[Page excerpt Boundary: Start]

Treaty Day: a Commemoration of the Declaration of Independence and Treaty of Watertown

Saturday, July 14, 2018
10:00 AM - 1:00 PM
Edmund Fowle House
28 Marshall Street
Watertown, MA 02472

This annual event marks the first public reading of the Declaration of Independence to the citizens of Watertown on July 18, 1776.  The signing of the first treaty negotiated by the new nation with a foreign power, namely the St. John's (aka Maliseet) and Mi'kmaq Tribes of Nova Scotia, at the Edmund Fowle House on July 19, 1776, will also be celebrated. Special presentations by invited guests will shed light on the continued importance of the Treaty of Watertown.

The Nugumij (Grandmother) Drum from the United Native American Cultural Center in Devens, MA, will be present and drummers and singers will perform several songs to mark the occasion.  Center members and guests, dressed in their native regalia, and colonial reenactors will be present to share their stories.

The Edmund Fowle House will be open for free tours.

A basket for donations of non-perishable food items to the Watertown Food Pantry will be available.

[Page excerpt Boundary: End]

Problems to work on
#1 According to the event announcement, on what date was the Declaration of Independence first read publicly to the citizens of Watertown?
#2 From the event announcement, reproduce word for word the part that opens with the words containing "The Edmund Fowle House will" and closes with "will be available.".

[Dataset records Boundary: Start]

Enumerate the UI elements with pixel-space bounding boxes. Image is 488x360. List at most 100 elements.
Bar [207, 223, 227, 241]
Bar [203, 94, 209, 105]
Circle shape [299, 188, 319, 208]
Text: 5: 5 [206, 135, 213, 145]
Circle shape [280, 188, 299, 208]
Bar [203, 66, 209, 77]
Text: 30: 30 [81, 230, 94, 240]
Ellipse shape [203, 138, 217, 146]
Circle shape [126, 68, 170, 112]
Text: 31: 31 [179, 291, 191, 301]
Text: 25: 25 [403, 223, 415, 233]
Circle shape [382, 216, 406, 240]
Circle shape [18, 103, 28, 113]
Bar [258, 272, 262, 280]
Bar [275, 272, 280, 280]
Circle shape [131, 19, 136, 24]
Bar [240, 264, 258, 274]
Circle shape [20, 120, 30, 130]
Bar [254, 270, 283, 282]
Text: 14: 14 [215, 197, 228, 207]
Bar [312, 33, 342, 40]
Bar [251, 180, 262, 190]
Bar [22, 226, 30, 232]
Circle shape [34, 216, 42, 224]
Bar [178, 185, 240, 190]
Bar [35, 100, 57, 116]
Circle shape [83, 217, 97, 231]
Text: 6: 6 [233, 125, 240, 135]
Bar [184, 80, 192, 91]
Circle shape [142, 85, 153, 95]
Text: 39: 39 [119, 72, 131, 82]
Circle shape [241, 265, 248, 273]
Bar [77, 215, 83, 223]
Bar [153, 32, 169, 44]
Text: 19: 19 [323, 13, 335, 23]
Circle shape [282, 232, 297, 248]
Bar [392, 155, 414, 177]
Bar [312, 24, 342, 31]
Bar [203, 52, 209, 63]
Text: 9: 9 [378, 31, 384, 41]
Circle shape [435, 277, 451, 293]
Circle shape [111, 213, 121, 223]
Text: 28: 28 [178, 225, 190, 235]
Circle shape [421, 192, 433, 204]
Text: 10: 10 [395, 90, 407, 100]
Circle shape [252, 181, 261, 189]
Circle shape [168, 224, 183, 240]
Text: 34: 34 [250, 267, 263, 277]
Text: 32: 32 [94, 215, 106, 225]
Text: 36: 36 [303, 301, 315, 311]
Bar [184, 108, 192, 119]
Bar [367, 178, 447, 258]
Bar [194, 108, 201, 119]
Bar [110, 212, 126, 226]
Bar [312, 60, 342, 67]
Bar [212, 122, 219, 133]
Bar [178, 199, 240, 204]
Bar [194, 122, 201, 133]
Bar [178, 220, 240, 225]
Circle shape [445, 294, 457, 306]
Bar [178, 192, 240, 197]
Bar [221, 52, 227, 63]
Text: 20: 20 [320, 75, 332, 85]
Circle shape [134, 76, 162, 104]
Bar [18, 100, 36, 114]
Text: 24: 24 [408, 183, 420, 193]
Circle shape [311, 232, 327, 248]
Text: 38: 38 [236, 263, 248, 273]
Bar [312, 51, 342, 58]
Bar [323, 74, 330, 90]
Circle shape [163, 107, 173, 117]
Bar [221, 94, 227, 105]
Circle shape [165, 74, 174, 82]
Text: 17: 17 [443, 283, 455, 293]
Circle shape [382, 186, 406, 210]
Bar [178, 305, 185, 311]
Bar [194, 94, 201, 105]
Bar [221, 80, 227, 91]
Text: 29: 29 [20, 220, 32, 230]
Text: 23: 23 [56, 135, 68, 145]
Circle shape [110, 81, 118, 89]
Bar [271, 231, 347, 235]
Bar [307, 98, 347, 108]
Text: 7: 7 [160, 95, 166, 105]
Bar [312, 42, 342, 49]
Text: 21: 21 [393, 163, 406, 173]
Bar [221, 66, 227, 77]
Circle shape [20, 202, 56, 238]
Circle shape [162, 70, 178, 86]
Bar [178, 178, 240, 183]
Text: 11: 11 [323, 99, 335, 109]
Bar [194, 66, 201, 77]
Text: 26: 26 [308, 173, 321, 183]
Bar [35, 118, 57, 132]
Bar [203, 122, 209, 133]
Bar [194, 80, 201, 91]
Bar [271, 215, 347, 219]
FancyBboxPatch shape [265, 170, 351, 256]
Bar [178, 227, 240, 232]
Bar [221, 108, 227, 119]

[Dataset records Boundary: End]

Solution set
#1 July 18, 1776

#2
The Edmund Fowle House will be open for free tours.

A basket for donations of non-perishable food items to the Watertown Food Pantry will be available.